EXTRACT:
================================

To answer your feedback / questions from the comments:
Running on older version of Java
Wow, that sucks. There are frameworks that run on Java 1.4, though. Spring MVC would be my recommendation but there are more here. That said, the reason that I suggested looking at other frameworks wasn't just to use them but more to be inspired by them. Writing your own Web Application Framework is practically a rite of passage and can be pretty fun. Writing it in such a constrained environment just adds to the challenge.
What I'd suggest:
Try out a recent Java framework or even a non Java one (e.g. Ruby on Rails), just to see what's possible
When writing your own only framework, just use 1 servlet and dispatch down to your various 'controllers'. The reason for this is that Servlets are not great at letting you put your whole application together (what Spring MVC does, is loads up the 'application' using a ContextListener and then servlets and filters look up the 'application' from the ServletContext)
The tight coupling of static
Tight coupling is when two objects can't be used without each other, ever. Why is this bad, you ask? Because you can never reuse the code for something else (say, if you decided to load some data from a file, introduced a caching layer, used it in a different project etc.). Most importantly, some would say, is that it is difficult to test it. This is because you can't just replace the object that you statically call with another one. Interfaces are usually used to decouple objects but realistically, you can do it just by setting the object in via dependency injection (which is a complicated way of saying: put it in the constructor or as a setter).

================================

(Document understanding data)
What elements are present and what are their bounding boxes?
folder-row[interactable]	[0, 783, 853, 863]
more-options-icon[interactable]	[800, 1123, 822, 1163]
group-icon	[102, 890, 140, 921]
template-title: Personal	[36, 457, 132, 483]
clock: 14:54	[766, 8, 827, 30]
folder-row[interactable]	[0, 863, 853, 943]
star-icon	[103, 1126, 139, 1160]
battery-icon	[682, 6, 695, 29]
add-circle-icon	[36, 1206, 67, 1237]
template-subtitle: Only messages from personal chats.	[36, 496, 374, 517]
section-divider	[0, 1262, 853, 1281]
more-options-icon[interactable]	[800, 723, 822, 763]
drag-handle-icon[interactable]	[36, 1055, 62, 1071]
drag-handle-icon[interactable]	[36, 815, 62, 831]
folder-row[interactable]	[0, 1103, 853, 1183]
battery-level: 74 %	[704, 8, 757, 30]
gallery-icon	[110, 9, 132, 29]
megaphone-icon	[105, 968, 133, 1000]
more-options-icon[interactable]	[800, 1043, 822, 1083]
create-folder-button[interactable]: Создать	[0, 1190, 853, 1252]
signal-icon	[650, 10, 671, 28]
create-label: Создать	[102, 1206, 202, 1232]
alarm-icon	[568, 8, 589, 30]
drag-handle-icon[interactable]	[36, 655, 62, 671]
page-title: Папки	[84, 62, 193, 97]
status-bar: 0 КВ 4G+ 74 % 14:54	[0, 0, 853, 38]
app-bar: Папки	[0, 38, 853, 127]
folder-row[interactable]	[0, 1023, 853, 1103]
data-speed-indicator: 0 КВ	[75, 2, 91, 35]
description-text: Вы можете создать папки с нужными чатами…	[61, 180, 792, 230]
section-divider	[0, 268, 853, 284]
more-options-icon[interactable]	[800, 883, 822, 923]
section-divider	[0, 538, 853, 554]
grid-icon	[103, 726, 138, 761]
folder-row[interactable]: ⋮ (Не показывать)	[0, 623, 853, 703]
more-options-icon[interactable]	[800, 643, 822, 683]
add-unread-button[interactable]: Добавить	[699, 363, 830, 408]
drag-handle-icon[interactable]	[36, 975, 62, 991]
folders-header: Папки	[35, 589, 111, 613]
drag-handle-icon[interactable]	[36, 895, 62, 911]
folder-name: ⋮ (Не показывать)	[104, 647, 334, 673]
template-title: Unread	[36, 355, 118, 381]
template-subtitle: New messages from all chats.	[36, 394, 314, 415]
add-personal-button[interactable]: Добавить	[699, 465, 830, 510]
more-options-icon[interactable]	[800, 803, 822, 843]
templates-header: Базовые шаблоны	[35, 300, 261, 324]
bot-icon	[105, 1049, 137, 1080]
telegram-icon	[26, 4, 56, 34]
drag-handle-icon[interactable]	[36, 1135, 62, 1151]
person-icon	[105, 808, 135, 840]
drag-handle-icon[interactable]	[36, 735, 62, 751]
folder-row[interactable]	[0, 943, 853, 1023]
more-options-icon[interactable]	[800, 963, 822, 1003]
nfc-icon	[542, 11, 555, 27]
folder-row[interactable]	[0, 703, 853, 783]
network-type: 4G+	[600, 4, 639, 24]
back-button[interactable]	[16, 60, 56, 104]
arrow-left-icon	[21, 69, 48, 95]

================================

WORK TASK 1:
Answer these questions from the forum answer above:
(a) Which framework that runs on Java 1.4 does the writer recommend?
(b) How many servlets should you use when writing your own framework?
(c) What does the writer call a complicated way of saying "put it in the constructor or as a setter"?
WORK TASK 2:
Repeat the part of the forum answer above starting at "The tight coupling" and ending at "as a setter).".

TASK SOLUTION 1:
(a) Spring MVC
(b) One servlet, which dispatches down to your various 'controllers'
(c) Dependency injection

TASK SOLUTION 2:
The tight coupling of static
Tight coupling is when two objects can't be used without each other, ever. Why is this bad, you ask? Because you can never reuse the code for something else (say, if you decided to load some data from a file, introduced a caching layer, used it in a different project etc.). Most importantly, some would say, is that it is difficult to test it. This is because you can't just replace the object that you statically call with another one. Interfaces are usually used to decouple objects but realistically, you can do it just by setting the object in via dependency injection (which is a complicated way of saying: put it in the constructor or as a setter).